*Required task*
What follows is a set of records; repeat all of them exactly.

*Material provided*
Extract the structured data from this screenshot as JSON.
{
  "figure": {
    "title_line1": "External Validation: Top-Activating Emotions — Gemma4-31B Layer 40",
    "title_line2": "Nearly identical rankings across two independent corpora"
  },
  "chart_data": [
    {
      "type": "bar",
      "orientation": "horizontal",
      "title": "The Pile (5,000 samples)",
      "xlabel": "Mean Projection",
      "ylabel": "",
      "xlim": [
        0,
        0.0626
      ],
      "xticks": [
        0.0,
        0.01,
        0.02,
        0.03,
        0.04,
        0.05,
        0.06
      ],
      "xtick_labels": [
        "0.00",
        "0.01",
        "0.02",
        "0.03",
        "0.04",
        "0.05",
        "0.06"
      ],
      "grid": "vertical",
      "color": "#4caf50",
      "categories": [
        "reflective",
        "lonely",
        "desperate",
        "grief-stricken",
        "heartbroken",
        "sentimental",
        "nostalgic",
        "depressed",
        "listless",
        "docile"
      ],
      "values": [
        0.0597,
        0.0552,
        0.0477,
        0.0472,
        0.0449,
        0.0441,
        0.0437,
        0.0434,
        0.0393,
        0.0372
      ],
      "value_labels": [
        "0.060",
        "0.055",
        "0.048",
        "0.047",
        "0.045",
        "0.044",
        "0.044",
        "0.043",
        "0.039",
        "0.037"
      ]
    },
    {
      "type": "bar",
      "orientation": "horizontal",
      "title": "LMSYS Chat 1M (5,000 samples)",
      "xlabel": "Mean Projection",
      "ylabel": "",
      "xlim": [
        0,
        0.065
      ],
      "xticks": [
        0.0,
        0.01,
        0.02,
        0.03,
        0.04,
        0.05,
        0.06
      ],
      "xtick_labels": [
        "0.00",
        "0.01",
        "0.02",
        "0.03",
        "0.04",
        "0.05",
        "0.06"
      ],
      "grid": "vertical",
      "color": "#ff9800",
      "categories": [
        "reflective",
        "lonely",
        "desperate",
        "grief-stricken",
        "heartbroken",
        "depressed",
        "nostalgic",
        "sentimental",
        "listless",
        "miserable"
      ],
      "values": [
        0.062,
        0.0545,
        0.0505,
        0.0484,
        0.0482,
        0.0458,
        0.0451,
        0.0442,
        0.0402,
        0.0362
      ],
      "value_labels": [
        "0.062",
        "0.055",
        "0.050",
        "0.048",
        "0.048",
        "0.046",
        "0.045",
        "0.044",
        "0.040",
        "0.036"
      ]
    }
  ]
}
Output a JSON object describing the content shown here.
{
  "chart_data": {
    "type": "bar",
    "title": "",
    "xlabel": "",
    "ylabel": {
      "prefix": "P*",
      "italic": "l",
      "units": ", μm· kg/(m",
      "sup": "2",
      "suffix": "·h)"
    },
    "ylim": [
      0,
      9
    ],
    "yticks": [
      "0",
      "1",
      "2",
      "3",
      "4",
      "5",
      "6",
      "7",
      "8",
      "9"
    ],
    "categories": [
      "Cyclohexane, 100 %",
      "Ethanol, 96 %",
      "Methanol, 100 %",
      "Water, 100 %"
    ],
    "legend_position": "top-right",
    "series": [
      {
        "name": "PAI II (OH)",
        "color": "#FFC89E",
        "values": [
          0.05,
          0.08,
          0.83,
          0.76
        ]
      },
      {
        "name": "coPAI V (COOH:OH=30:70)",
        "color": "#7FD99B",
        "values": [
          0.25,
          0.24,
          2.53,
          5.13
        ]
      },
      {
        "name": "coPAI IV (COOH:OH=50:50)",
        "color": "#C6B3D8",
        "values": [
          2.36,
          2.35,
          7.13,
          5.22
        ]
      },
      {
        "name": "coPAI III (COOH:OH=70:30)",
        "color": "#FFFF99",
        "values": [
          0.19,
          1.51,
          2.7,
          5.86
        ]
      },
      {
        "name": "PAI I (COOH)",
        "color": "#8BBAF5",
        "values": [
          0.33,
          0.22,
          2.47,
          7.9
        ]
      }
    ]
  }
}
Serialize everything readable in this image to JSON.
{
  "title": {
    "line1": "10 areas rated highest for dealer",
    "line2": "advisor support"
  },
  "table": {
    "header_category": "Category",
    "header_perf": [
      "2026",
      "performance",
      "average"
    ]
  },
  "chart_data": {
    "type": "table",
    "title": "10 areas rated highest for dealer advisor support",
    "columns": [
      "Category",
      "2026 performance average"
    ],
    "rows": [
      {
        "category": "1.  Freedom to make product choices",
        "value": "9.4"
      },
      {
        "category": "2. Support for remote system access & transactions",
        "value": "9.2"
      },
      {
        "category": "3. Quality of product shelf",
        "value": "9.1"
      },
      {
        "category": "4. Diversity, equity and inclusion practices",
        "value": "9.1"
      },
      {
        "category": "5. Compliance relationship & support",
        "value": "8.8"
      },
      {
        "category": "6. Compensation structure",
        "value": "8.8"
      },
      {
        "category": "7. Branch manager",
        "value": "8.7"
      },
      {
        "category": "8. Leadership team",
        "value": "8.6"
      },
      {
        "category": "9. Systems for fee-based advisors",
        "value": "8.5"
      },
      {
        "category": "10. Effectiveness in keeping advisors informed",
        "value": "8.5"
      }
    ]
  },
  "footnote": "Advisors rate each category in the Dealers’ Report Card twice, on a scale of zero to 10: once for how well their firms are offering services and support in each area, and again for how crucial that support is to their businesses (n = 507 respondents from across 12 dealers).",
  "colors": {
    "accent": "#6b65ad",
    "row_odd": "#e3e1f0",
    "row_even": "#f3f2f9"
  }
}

*Written solution*
Extract the structured data from this screenshot as JSON.
{
  "figure": {
    "title_line1": "External Validation: Top-Activating Emotions — Gemma4-31B Layer 40",
    "title_line2": "Nearly identical rankings across two independent corpora"
  },
  "chart_data": [
    {
      "type": "bar",
      "orientation": "horizontal",
      "title": "The Pile (5,000 samples)",
      "xlabel": "Mean Projection",
      "ylabel": "",
      "xlim": [
        0,
        0.0626
      ],
      "xticks": [
        0.0,
        0.01,
        0.02,
        0.03,
        0.04,
        0.05,
        0.06
      ],
      "xtick_labels": [
        "0.00",
        "0.01",
        "0.02",
        "0.03",
        "0.04",
        "0.05",
        "0.06"
      ],
      "grid": "vertical",
      "color": "#4caf50",
      "categories": [
        "reflective",
        "lonely",
        "desperate",
        "grief-stricken",
        "heartbroken",
        "sentimental",
        "nostalgic",
        "depressed",
        "listless",
        "docile"
      ],
      "values": [
        0.0597,
        0.0552,
        0.0477,
        0.0472,
        0.0449,
        0.0441,
        0.0437,
        0.0434,
        0.0393,
        0.0372
      ],
      "value_labels": [
        "0.060",
        "0.055",
        "0.048",
        "0.047",
        "0.045",
        "0.044",
        "0.044",
        "0.043",
        "0.039",
        "0.037"
      ]
    },
    {
      "type": "bar",
      "orientation": "horizontal",
      "title": "LMSYS Chat 1M (5,000 samples)",
      "xlabel": "Mean Projection",
      "ylabel": "",
      "xlim": [
        0,
        0.065
      ],
      "xticks": [
        0.0,
        0.01,
        0.02,
        0.03,
        0.04,
        0.05,
        0.06
      ],
      "xtick_labels": [
        "0.00",
        "0.01",
        "0.02",
        "0.03",
        "0.04",
        "0.05",
        "0.06"
      ],
      "grid": "vertical",
      "color": "#ff9800",
      "categories": [
        "reflective",
        "lonely",
        "desperate",
        "grief-stricken",
        "heartbroken",
        "depressed",
        "nostalgic",
        "sentimental",
        "listless",
        "miserable"
      ],
      "values": [
        0.062,
        0.0545,
        0.0505,
        0.0484,
        0.0482,
        0.0458,
        0.0451,
        0.0442,
        0.0402,
        0.0362
      ],
      "value_labels": [
        "0.062",
        "0.055",
        "0.050",
        "0.048",
        "0.048",
        "0.046",
        "0.045",
        "0.044",
        "0.040",
        "0.036"
      ]
    }
  ]
}
Output a JSON object describing the content shown here.
{
  "chart_data": {
    "type": "bar",
    "title": "",
    "xlabel": "",
    "ylabel": {
      "prefix": "P*",
      "italic": "l",
      "units": ", μm· kg/(m",
      "sup": "2",
      "suffix": "·h)"
    },
    "ylim": [
      0,
      9
    ],
    "yticks": [
      "0",
      "1",
      "2",
      "3",
      "4",
      "5",
      "6",
      "7",
      "8",
      "9"
    ],
    "categories": [
      "Cyclohexane, 100 %",
      "Ethanol, 96 %",
      "Methanol, 100 %",
      "Water, 100 %"
    ],
    "legend_position": "top-right",
    "series": [
      {
        "name": "PAI II (OH)",
        "color": "#FFC89E",
        "values": [
          0.05,
          0.08,
          0.83,
          0.76
        ]
      },
      {
        "name": "coPAI V (COOH:OH=30:70)",
        "color": "#7FD99B",
        "values": [
          0.25,
          0.24,
          2.53,
          5.13
        ]
      },
      {
        "name": "coPAI IV (COOH:OH=50:50)",
        "color": "#C6B3D8",
        "values": [
          2.36,
          2.35,
          7.13,
          5.22
        ]
      },
      {
        "name": "coPAI III (COOH:OH=70:30)",
        "color": "#FFFF99",
        "values": [
          0.19,
          1.51,
          2.7,
          5.86
        ]
      },
      {
        "name": "PAI I (COOH)",
        "color": "#8BBAF5",
        "values": [
          0.33,
          0.22,
          2.47,
          7.9
        ]
      }
    ]
  }
}
Serialize everything readable in this image to JSON.
{
  "title": {
    "line1": "10 areas rated highest for dealer",
    "line2": "advisor support"
  },
  "table": {
    "header_category": "Category",
    "header_perf": [
      "2026",
      "performance",
      "average"
    ]
  },
  "chart_data": {
    "type": "table",
    "title": "10 areas rated highest for dealer advisor support",
    "columns": [
      "Category",
      "2026 performance average"
    ],
    "rows": [
      {
        "category": "1.  Freedom to make product choices",
        "value": "9.4"
      },
      {
        "category": "2. Support for remote system access & transactions",
        "value": "9.2"
      },
      {
        "category": "3. Quality of product shelf",
        "value": "9.1"
      },
      {
        "category": "4. Diversity, equity and inclusion practices",
        "value": "9.1"
      },
      {
        "category": "5. Compliance relationship & support",
        "value": "8.8"
      },
      {
        "category": "6. Compensation structure",
        "value": "8.8"
      },
      {
        "category": "7. Branch manager",
        "value": "8.7"
      },
      {
        "category": "8. Leadership team",
        "value": "8.6"
      },
      {
        "category": "9. Systems for fee-based advisors",
        "value": "8.5"
      },
      {
        "category": "10. Effectiveness in keeping advisors informed",
        "value": "8.5"
      }
    ]
  },
  "footnote": "Advisors rate each category in the Dealers’ Report Card twice, on a scale of zero to 10: once for how well their firms are offering services and support in each area, and again for how crucial that support is to their businesses (n = 507 respondents from across 12 dealers).",
  "colors": {
    "accent": "#6b65ad",
    "row_odd": "#e3e1f0",
    "row_even": "#f3f2f9"
  }
}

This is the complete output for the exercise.